Produce a verbatim copy of the entries listed below.

* BEGIN RECORDS SHOWN *

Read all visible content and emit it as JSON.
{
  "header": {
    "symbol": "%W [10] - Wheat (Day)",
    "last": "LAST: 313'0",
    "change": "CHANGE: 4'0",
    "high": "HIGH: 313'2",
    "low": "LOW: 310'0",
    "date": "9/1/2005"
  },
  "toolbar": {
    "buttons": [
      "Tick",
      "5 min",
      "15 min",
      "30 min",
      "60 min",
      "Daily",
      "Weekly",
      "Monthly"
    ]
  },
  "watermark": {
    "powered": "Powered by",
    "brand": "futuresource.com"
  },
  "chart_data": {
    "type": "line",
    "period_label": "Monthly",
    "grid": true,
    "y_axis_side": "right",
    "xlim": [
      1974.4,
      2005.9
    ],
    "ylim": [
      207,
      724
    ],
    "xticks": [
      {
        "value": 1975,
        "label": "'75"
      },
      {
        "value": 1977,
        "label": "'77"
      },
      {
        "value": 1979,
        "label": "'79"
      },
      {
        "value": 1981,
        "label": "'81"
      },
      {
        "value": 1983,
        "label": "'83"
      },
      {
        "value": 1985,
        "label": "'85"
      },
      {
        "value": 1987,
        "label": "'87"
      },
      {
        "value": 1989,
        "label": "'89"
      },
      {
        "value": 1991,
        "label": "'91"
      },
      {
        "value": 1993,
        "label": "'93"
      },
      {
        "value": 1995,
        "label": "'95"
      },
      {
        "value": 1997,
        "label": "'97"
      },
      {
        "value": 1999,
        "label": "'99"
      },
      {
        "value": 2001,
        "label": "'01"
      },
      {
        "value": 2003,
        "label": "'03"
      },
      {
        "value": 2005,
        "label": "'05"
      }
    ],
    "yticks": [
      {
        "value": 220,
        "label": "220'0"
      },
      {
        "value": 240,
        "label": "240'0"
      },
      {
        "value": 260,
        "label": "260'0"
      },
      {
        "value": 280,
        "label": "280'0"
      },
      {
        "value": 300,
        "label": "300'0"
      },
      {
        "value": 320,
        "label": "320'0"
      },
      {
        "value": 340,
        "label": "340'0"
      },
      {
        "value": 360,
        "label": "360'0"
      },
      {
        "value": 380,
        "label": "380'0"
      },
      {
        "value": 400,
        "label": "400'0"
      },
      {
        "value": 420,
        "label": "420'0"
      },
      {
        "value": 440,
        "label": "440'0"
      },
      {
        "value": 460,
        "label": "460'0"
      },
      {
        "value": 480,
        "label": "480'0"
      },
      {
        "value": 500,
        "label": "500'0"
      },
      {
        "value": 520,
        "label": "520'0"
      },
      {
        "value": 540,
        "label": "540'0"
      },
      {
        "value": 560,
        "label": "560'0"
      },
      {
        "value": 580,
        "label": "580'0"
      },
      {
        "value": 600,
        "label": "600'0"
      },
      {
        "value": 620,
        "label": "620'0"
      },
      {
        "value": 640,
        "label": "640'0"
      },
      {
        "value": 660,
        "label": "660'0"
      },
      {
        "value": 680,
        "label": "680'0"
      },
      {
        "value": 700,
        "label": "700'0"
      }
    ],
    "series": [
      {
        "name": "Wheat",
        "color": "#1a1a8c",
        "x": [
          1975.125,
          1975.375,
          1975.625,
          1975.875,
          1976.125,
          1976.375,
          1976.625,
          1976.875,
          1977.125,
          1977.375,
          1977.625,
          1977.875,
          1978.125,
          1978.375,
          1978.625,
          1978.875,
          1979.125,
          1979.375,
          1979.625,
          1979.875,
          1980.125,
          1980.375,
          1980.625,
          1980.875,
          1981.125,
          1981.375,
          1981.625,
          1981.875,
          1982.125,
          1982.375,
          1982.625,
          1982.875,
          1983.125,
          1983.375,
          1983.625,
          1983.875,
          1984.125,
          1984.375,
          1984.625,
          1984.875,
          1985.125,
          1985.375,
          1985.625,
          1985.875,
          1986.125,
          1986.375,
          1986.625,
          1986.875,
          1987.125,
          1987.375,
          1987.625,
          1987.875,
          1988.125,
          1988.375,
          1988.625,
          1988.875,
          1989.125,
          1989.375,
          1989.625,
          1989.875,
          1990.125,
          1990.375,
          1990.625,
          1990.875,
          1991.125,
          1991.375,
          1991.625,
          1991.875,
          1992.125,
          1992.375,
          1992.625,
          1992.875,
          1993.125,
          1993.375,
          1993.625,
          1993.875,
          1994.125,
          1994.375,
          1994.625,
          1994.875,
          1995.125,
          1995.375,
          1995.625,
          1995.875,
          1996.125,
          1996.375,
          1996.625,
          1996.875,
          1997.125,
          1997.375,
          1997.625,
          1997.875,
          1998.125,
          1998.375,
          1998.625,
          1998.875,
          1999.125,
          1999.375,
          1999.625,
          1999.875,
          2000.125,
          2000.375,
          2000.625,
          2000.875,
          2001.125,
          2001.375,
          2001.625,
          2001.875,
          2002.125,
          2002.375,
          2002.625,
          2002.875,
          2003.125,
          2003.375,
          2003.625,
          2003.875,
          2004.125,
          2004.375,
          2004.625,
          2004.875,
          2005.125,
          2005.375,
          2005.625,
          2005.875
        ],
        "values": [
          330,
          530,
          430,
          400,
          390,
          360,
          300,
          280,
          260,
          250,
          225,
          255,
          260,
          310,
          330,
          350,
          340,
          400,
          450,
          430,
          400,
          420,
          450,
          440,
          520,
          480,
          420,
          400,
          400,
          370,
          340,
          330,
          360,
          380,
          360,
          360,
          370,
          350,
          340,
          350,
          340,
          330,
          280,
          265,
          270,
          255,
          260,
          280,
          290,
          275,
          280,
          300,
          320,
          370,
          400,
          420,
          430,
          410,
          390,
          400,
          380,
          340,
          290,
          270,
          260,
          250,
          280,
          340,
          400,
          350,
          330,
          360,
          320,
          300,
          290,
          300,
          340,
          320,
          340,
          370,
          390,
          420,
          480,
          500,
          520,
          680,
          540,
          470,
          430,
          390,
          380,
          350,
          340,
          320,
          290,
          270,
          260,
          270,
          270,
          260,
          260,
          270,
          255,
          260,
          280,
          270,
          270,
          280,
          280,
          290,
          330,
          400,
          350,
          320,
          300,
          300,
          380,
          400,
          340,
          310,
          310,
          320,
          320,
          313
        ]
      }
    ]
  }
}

* END RECORDS SHOWN *

*TASK ANSWER:*
Read all visible content and emit it as JSON.
{
  "header": {
    "symbol": "%W [10] - Wheat (Day)",
    "last": "LAST: 313'0",
    "change": "CHANGE: 4'0",
    "high": "HIGH: 313'2",
    "low": "LOW: 310'0",
    "date": "9/1/2005"
  },
  "toolbar": {
    "buttons": [
      "Tick",
      "5 min",
      "15 min",
      "30 min",
      "60 min",
      "Daily",
      "Weekly",
      "Monthly"
    ]
  },
  "watermark": {
    "powered": "Powered by",
    "brand": "futuresource.com"
  },
  "chart_data": {
    "type": "line",
    "period_label": "Monthly",
    "grid": true,
    "y_axis_side": "right",
    "xlim": [
      1974.4,
      2005.9
    ],
    "ylim": [
      207,
      724
    ],
    "xticks": [
      {
        "value": 1975,
        "label": "'75"
      },
      {
        "value": 1977,
        "label": "'77"
      },
      {
        "value": 1979,
        "label": "'79"
      },
      {
        "value": 1981,
        "label": "'81"
      },
      {
        "value": 1983,
        "label": "'83"
      },
      {
        "value": 1985,
        "label": "'85"
      },
      {
        "value": 1987,
        "label": "'87"
      },
      {
        "value": 1989,
        "label": "'89"
      },
      {
        "value": 1991,
        "label": "'91"
      },
      {
        "value": 1993,
        "label": "'93"
      },
      {
        "value": 1995,
        "label": "'95"
      },
      {
        "value": 1997,
        "label": "'97"
      },
      {
        "value": 1999,
        "label": "'99"
      },
      {
        "value": 2001,
        "label": "'01"
      },
      {
        "value": 2003,
        "label": "'03"
      },
      {
        "value": 2005,
        "label": "'05"
      }
    ],
    "yticks": [
      {
        "value": 220,
        "label": "220'0"
      },
      {
        "value": 240,
        "label": "240'0"
      },
      {
        "value": 260,
        "label": "260'0"
      },
      {
        "value": 280,
        "label": "280'0"
      },
      {
        "value": 300,
        "label": "300'0"
      },
      {
        "value": 320,
        "label": "320'0"
      },
      {
        "value": 340,
        "label": "340'0"
      },
      {
        "value": 360,
        "label": "360'0"
      },
      {
        "value": 380,
        "label": "380'0"
      },
      {
        "value": 400,
        "label": "400'0"
      },
      {
        "value": 420,
        "label": "420'0"
      },
      {
        "value": 440,
        "label": "440'0"
      },
      {
        "value": 460,
        "label": "460'0"
      },
      {
        "value": 480,
        "label": "480'0"
      },
      {
        "value": 500,
        "label": "500'0"
      },
      {
        "value": 520,
        "label": "520'0"
      },
      {
        "value": 540,
        "label": "540'0"
      },
      {
        "value": 560,
        "label": "560'0"
      },
      {
        "value": 580,
        "label": "580'0"
      },
      {
        "value": 600,
        "label": "600'0"
      },
      {
        "value": 620,
        "label": "620'0"
      },
      {
        "value": 640,
        "label": "640'0"
      },
      {
        "value": 660,
        "label": "660'0"
      },
      {
        "value": 680,
        "label": "680'0"
      },
      {
        "value": 700,
        "label": "700'0"
      }
    ],
    "series": [
      {
        "name": "Wheat",
        "color": "#1a1a8c",
        "x": [
          1975.125,
          1975.375,
          1975.625,
          1975.875,
          1976.125,
          1976.375,
          1976.625,
          1976.875,
          1977.125,
          1977.375,
          1977.625,
          1977.875,
          1978.125,
          1978.375,
          1978.625,
          1978.875,
          1979.125,
          1979.375,
          1979.625,
          1979.875,
          1980.125,
          1980.375,
          1980.625,
          1980.875,
          1981.125,
          1981.375,
          1981.625,
          1981.875,
          1982.125,
          1982.375,
          1982.625,
          1982.875,
          1983.125,
          1983.375,
          1983.625,
          1983.875,
          1984.125,
          1984.375,
          1984.625,
          1984.875,
          1985.125,
          1985.375,
          1985.625,
          1985.875,
          1986.125,
          1986.375,
          1986.625,
          1986.875,
          1987.125,
          1987.375,
          1987.625,
          1987.875,
          1988.125,
          1988.375,
          1988.625,
          1988.875,
          1989.125,
          1989.375,
          1989.625,
          1989.875,
          1990.125,
          1990.375,
          1990.625,
          1990.875,
          1991.125,
          1991.375,
          1991.625,
          1991.875,
          1992.125,
          1992.375,
          1992.625,
          1992.875,
          1993.125,
          1993.375,
          1993.625,
          1993.875,
          1994.125,
          1994.375,
          1994.625,
          1994.875,
          1995.125,
          1995.375,
          1995.625,
          1995.875,
          1996.125,
          1996.375,
          1996.625,
          1996.875,
          1997.125,
          1997.375,
          1997.625,
          1997.875,
          1998.125,
          1998.375,
          1998.625,
          1998.875,
          1999.125,
          1999.375,
          1999.625,
          1999.875,
          2000.125,
          2000.375,
          2000.625,
          2000.875,
          2001.125,
          2001.375,
          2001.625,
          2001.875,
          2002.125,
          2002.375,
          2002.625,
          2002.875,
          2003.125,
          2003.375,
          2003.625,
          2003.875,
          2004.125,
          2004.375,
          2004.625,
          2004.875,
          2005.125,
          2005.375,
          2005.625,
          2005.875
        ],
        "values": [
          330,
          530,
          430,
          400,
          390,
          360,
          300,
          280,
          260,
          250,
          225,
          255,
          260,
          310,
          330,
          350,
          340,
          400,
          450,
          430,
          400,
          420,
          450,
          440,
          520,
          480,
          420,
          400,
          400,
          370,
          340,
          330,
          360,
          380,
          360,
          360,
          370,
          350,
          340,
          350,
          340,
          330,
          280,
          265,
          270,
          255,
          260,
          280,
          290,
          275,
          280,
          300,
          320,
          370,
          400,
          420,
          430,
          410,
          390,
          400,
          380,
          340,
          290,
          270,
          260,
          250,
          280,
          340,
          400,
          350,
          330,
          360,
          320,
          300,
          290,
          300,
          340,
          320,
          340,
          370,
          390,
          420,
          480,
          500,
          520,
          680,
          540,
          470,
          430,
          390,
          380,
          350,
          340,
          320,
          290,
          270,
          260,
          270,
          270,
          260,
          260,
          270,
          255,
          260,
          280,
          270,
          270,
          280,
          280,
          290,
          330,
          400,
          350,
          320,
          300,
          300,
          380,
          400,
          340,
          310,
          310,
          320,
          320,
          313
        ]
      }
    ]
  }
}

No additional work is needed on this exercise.